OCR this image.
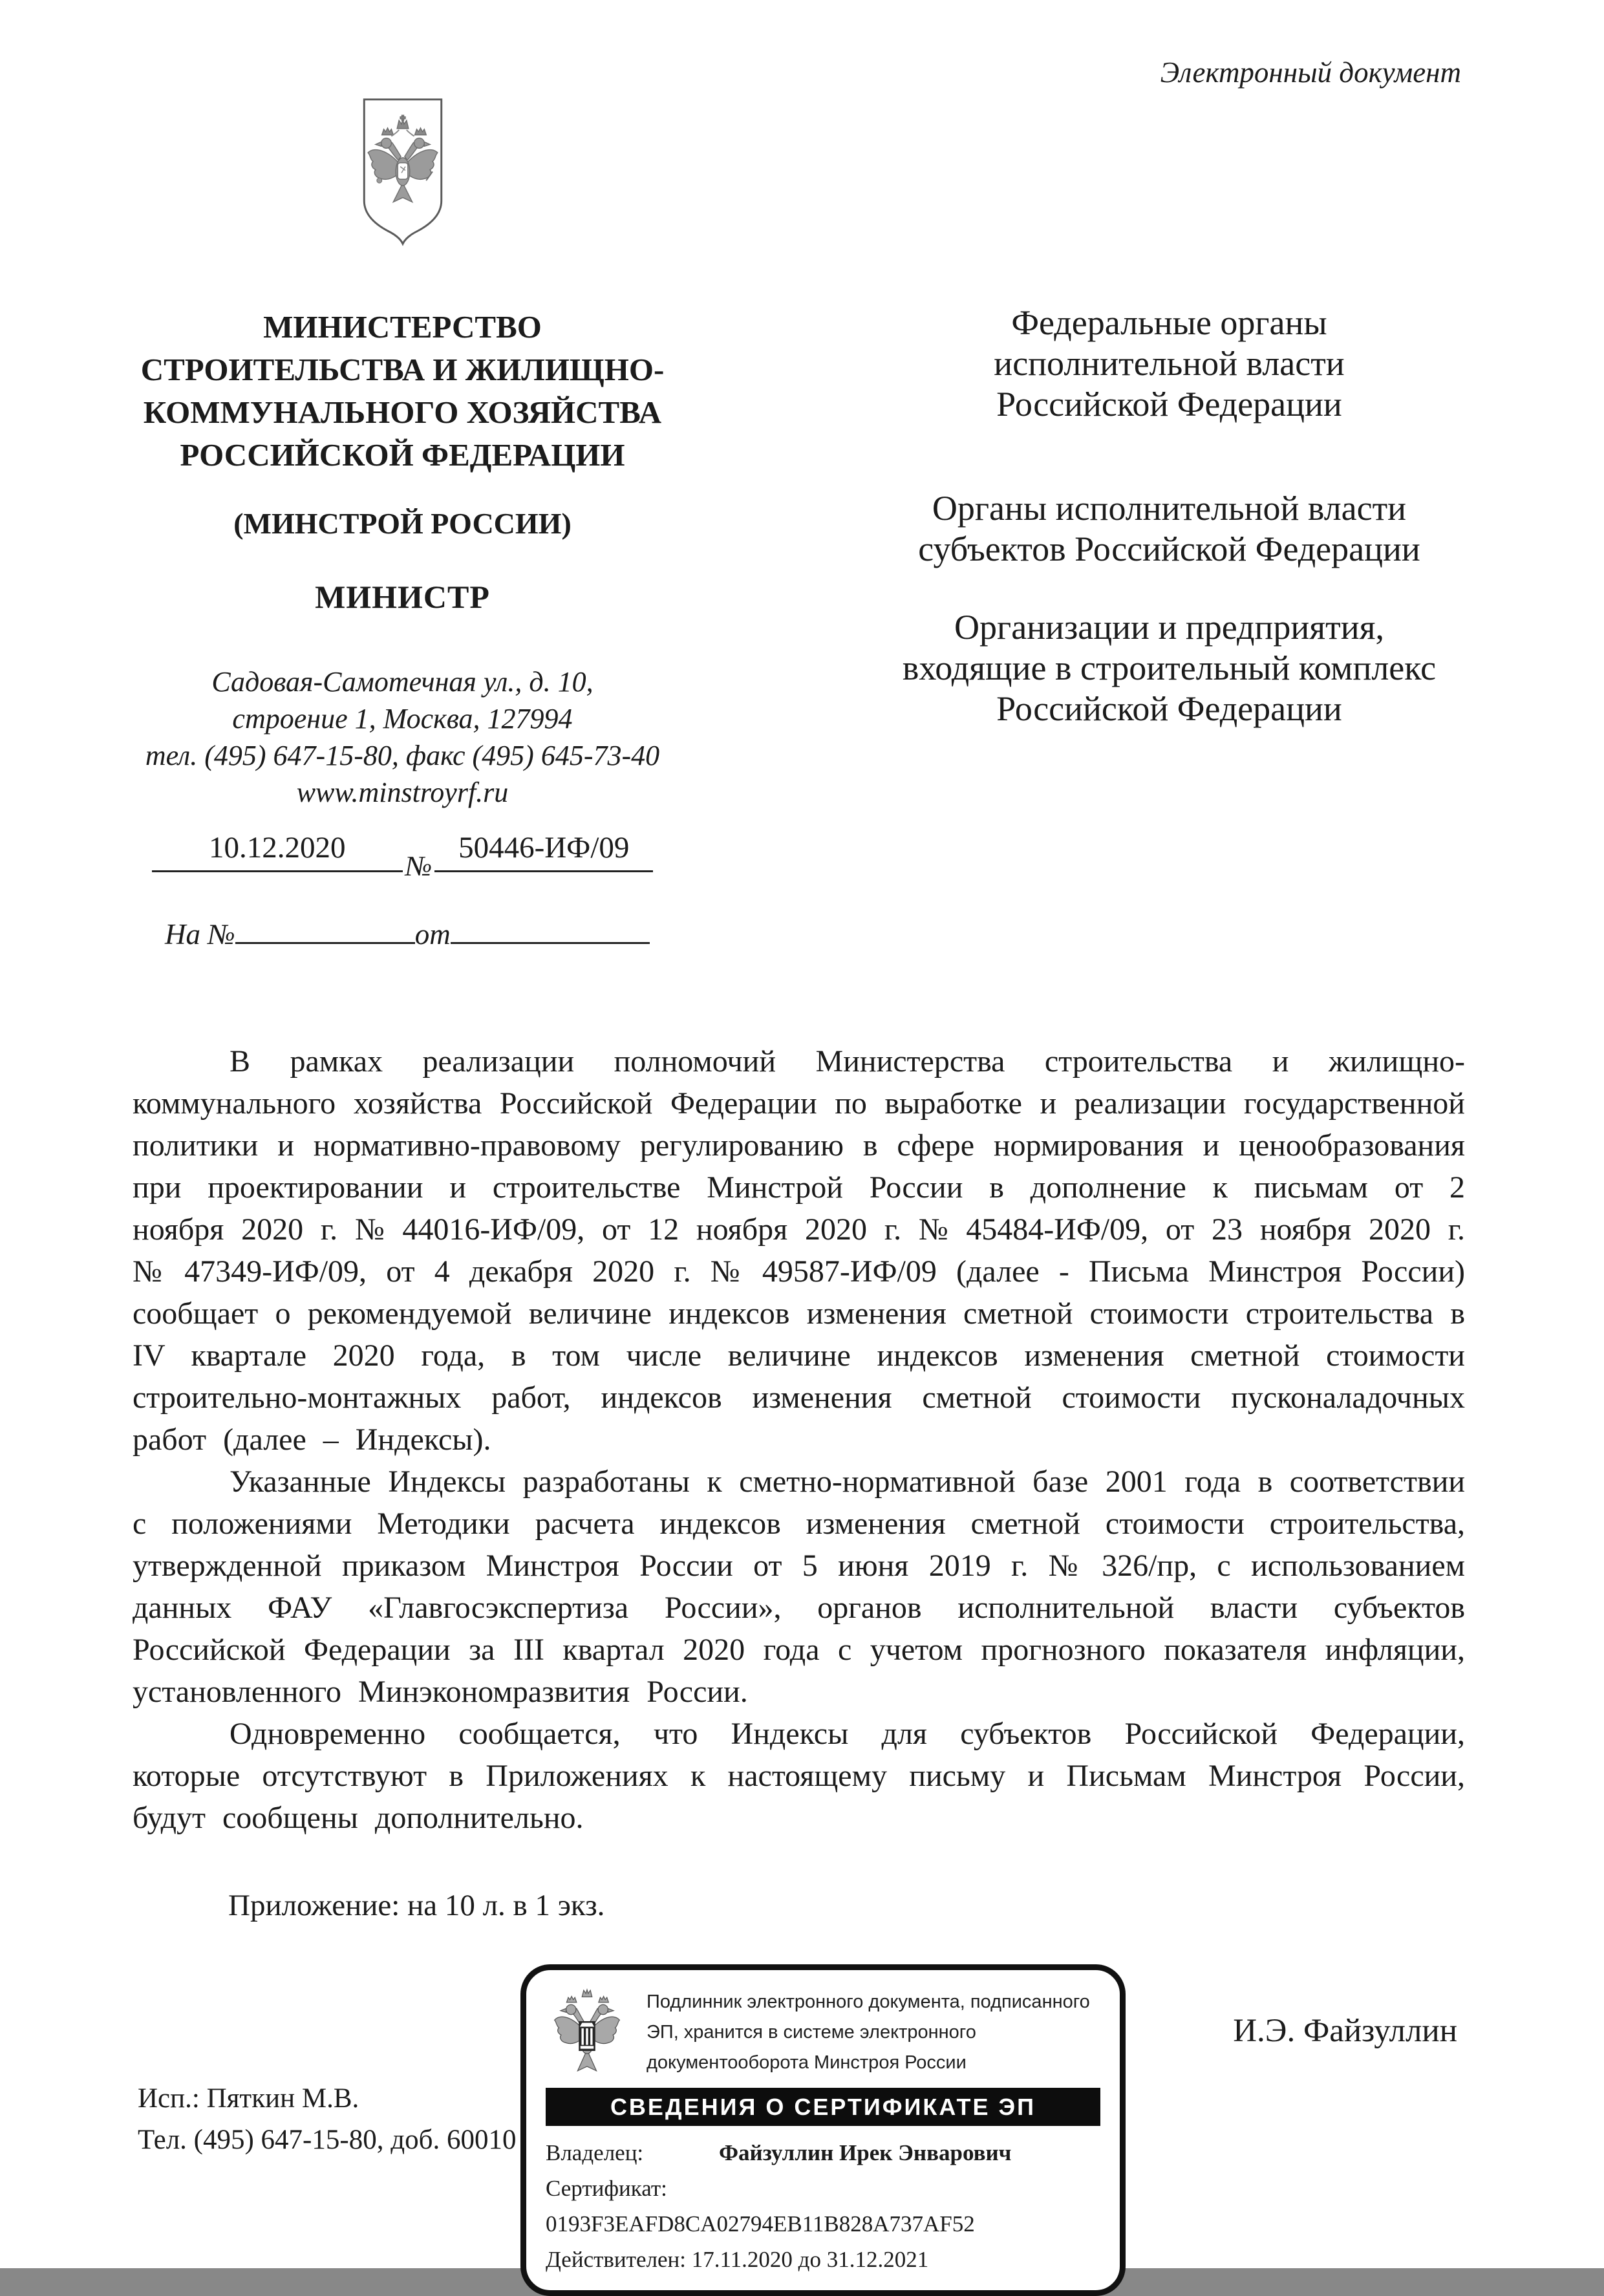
Электронный документ
МИНИСТЕРСТВО
СТРОИТЕЛЬСТВА И ЖИЛИЩНО-
КОММУНАЛЬНОГО ХОЗЯЙСТВА
РОССИЙСКОЙ ФЕДЕРАЦИИ
(МИНСТРОЙ РОССИИ)
МИНИСТР
Садовая-Самотечная ул., д. 10,
строение 1, Москва, 127994
тел. (495) 647-15-80, факс (495) 645-73-40
www.minstroyrf.ru
10.12.2020№50446-ИФ/09
На №	от
Федеральные органы
исполнительной власти
Российской Федерации
Органы исполнительной власти
субъектов Российской Федерации
Организации и предприятия,
входящие в строительный комплекс
Российской Федерации

В рамках реализации полномочий Министерства строительства и жилищно-коммунального хозяйства Российской Федерации по выработке и реализации государственной политики и нормативно-правовому регулированию в сфере нормирования и ценообразования при проектировании и строительстве Минстрой России в дополнение к письмам от 2 ноября 2020 г. № 44016-ИФ/09, от 12 ноября 2020 г. № 45484-ИФ/09, от 23 ноября 2020 г. № 47349-ИФ/09, от 4 декабря 2020 г. № 49587-ИФ/09 (далее - Письма Минстроя России) сообщает о рекомендуемой величине индексов изменения сметной стоимости строительства в IV квартале 2020 года, в том числе величине индексов изменения сметной стоимости строительно-монтажных работ, индексов изменения сметной стоимости пусконаладочных работ (далее – Индексы).

Указанные Индексы разработаны к сметно-нормативной базе 2001 года в соответствии с положениями Методики расчета индексов изменения сметной стоимости строительства, утвержденной приказом Минстроя России от 5 июня 2019 г. № 326/пр, с использованием данных ФАУ «Главгосэкспертиза России», органов исполнительной власти субъектов Российской Федерации за III квартал 2020 года с учетом прогнозного показателя инфляции, установленного Минэкономразвития России.

Одновременно сообщается, что Индексы для субъектов Российской Федерации, которые отсутствуют в Приложениях к настоящему письму и Письмам Минстроя России, будут сообщены дополнительно.

Приложение: на 10 л. в 1 экз.

Подлинник электронного документа, подписанного ЭП, хранится в системе электронного документооборота Минстроя России
СВЕДЕНИЯ О СЕРТИФИКАТЕ ЭП
Владелец:	Файзуллин Ирек Энварович
Сертификат: 0193F3EAFD8CA02794EB11B828A737AF52
Действителен: 17.11.2020 до 31.12.2021
И.Э. Файзуллин
Исп.: Пяткин М.В.
Тел. (495) 647-15-80, доб. 60010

::::

■ **Exercise details**:
Write out the records above exactly as they stand, leaving out every picture.

■ **Complete answer**:
OCR this image.
Электронный документ
МИНИСТЕРСТВО
СТРОИТЕЛЬСТВА И ЖИЛИЩНО-
КОММУНАЛЬНОГО ХОЗЯЙСТВА
РОССИЙСКОЙ ФЕДЕРАЦИИ
(МИНСТРОЙ РОССИИ)
МИНИСТР
Садовая-Самотечная ул., д. 10,
строение 1, Москва, 127994
тел. (495) 647-15-80, факс (495) 645-73-40
www.minstroyrf.ru
10.12.2020№50446-ИФ/09
На №	от
Федеральные органы
исполнительной власти
Российской Федерации
Органы исполнительной власти
субъектов Российской Федерации
Организации и предприятия,
входящие в строительный комплекс
Российской Федерации

В рамках реализации полномочий Министерства строительства и жилищно-коммунального хозяйства Российской Федерации по выработке и реализации государственной политики и нормативно-правовому регулированию в сфере нормирования и ценообразования при проектировании и строительстве Минстрой России в дополнение к письмам от 2 ноября 2020 г. № 44016-ИФ/09, от 12 ноября 2020 г. № 45484-ИФ/09, от 23 ноября 2020 г. № 47349-ИФ/09, от 4 декабря 2020 г. № 49587-ИФ/09 (далее - Письма Минстроя России) сообщает о рекомендуемой величине индексов изменения сметной стоимости строительства в IV квартале 2020 года, в том числе величине индексов изменения сметной стоимости строительно-монтажных работ, индексов изменения сметной стоимости пусконаладочных работ (далее – Индексы).

Указанные Индексы разработаны к сметно-нормативной базе 2001 года в соответствии с положениями Методики расчета индексов изменения сметной стоимости строительства, утвержденной приказом Минстроя России от 5 июня 2019 г. № 326/пр, с использованием данных ФАУ «Главгосэкспертиза России», органов исполнительной власти субъектов Российской Федерации за III квартал 2020 года с учетом прогнозного показателя инфляции, установленного Минэкономразвития России.

Одновременно сообщается, что Индексы для субъектов Российской Федерации, которые отсутствуют в Приложениях к настоящему письму и Письмам Минстроя России, будут сообщены дополнительно.

Приложение: на 10 л. в 1 экз.

Подлинник электронного документа, подписанного ЭП, хранится в системе электронного документооборота Минстроя России
СВЕДЕНИЯ О СЕРТИФИКАТЕ ЭП
Владелец:	Файзуллин Ирек Энварович
Сертификат: 0193F3EAFD8CA02794EB11B828A737AF52
Действителен: 17.11.2020 до 31.12.2021
И.Э. Файзуллин
Исп.: Пяткин М.В.
Тел. (495) 647-15-80, доб. 60010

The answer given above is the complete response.